#### [PROBLEM DETAILS]
Whenever a line below holds the word "Darks", copy that line.

--- Start of EXTRACTED DATA ---

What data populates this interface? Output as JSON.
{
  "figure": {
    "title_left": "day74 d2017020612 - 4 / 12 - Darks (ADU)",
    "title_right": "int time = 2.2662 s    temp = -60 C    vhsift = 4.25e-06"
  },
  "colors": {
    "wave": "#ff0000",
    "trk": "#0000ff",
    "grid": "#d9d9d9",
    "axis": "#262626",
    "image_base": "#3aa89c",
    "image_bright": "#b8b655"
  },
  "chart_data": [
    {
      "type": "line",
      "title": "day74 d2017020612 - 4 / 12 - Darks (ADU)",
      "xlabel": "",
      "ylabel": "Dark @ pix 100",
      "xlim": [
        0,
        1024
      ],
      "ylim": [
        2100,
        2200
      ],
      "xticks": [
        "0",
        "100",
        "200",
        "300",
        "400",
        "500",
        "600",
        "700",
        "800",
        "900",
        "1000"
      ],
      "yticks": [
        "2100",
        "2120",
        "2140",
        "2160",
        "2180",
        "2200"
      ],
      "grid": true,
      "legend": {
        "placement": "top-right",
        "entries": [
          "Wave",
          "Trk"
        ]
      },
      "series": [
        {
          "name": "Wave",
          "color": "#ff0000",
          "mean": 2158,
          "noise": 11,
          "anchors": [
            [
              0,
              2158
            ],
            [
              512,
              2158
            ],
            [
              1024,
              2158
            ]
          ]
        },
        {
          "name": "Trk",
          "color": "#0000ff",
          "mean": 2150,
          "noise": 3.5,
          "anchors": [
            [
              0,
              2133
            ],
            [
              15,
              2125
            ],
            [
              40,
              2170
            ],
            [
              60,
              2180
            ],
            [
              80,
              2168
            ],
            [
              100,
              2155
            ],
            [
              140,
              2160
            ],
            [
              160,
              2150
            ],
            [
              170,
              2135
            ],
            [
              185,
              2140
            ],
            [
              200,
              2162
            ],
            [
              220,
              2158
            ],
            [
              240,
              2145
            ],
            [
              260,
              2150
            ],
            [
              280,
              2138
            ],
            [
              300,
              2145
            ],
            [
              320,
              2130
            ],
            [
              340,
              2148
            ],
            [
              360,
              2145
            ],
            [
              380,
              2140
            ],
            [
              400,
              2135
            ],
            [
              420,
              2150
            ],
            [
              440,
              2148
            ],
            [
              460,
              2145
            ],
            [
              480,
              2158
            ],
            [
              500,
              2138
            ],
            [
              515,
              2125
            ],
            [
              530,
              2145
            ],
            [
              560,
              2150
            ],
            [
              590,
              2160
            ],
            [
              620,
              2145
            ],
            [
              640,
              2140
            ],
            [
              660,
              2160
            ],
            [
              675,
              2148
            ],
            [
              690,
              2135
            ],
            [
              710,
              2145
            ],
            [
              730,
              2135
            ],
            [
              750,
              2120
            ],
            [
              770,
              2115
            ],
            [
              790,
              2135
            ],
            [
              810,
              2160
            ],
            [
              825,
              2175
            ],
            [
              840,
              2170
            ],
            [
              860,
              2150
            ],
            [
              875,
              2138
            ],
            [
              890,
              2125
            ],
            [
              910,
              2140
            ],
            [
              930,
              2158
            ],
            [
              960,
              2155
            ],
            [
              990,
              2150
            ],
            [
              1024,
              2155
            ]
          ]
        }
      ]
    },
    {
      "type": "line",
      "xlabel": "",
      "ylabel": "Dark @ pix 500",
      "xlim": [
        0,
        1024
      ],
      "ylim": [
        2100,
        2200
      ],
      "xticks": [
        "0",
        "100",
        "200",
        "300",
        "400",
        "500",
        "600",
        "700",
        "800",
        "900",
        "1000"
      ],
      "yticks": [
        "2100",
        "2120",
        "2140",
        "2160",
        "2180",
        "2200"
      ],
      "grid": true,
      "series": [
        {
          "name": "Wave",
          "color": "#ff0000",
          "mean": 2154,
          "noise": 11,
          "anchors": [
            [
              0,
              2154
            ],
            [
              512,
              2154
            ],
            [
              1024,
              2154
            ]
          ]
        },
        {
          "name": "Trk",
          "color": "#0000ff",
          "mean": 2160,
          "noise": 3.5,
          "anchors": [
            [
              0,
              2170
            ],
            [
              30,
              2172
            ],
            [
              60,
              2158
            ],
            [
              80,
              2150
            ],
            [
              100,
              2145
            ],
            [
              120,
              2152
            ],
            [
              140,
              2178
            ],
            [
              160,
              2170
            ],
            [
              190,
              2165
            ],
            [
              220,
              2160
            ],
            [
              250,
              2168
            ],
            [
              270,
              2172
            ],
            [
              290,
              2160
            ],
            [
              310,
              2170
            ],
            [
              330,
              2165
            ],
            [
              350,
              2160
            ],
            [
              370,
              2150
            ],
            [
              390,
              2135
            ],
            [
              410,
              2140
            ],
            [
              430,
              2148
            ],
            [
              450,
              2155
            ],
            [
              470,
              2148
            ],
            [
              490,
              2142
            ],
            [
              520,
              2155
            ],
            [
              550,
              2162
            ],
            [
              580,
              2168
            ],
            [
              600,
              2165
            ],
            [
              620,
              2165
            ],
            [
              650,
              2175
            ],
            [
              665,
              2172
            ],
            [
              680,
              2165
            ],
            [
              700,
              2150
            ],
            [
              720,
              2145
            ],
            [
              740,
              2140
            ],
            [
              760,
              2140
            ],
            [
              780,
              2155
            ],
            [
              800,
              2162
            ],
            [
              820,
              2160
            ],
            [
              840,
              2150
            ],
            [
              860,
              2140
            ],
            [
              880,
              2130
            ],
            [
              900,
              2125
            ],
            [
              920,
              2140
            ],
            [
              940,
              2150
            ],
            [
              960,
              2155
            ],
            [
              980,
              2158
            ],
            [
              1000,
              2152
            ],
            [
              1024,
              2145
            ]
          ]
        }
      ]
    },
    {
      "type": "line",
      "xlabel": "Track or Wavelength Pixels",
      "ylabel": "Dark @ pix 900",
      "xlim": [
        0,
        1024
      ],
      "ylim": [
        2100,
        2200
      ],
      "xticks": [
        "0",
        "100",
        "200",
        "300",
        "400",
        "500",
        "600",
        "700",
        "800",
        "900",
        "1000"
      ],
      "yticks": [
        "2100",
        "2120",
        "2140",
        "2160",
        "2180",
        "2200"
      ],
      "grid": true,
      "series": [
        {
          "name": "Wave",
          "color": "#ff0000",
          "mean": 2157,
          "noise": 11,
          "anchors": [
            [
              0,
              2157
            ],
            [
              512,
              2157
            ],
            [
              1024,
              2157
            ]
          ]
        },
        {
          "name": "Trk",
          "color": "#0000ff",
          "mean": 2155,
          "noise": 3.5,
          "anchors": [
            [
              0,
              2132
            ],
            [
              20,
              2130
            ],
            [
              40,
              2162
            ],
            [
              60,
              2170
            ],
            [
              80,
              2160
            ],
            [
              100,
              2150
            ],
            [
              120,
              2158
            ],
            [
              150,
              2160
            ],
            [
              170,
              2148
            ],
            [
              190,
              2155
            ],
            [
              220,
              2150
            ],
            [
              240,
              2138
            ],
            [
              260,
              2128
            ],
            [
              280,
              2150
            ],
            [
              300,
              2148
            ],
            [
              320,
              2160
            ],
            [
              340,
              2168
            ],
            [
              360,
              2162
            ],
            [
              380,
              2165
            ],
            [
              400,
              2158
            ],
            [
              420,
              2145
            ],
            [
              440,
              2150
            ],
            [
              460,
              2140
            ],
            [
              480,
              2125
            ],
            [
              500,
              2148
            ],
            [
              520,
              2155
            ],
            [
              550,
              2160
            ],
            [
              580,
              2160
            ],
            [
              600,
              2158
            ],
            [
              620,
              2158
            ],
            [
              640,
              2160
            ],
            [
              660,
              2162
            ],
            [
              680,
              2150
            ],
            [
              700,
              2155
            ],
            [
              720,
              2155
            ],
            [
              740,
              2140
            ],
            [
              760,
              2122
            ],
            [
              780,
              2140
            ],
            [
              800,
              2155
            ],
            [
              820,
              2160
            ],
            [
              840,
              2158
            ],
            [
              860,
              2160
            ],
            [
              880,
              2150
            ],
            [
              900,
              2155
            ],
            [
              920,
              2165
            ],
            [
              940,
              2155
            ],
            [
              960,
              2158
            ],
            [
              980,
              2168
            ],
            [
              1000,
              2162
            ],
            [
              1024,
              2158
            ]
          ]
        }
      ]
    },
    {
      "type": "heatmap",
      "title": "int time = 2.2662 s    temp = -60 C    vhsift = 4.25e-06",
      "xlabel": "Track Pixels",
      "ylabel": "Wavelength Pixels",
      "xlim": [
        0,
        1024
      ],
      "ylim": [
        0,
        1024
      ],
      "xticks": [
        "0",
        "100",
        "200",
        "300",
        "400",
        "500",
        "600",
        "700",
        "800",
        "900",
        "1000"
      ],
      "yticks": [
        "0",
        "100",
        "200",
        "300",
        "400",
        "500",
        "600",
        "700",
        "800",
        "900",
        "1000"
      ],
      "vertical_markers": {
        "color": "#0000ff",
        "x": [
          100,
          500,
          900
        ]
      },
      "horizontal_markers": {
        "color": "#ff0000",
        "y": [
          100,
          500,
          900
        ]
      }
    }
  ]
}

--- End of EXTRACTED DATA ---

#### [TASK ANSWER]
    "title_left": "day74 d2017020612 - 4 / 12 - Darks (ADU)",
      "title": "day74 d2017020612 - 4 / 12 - Darks (ADU)",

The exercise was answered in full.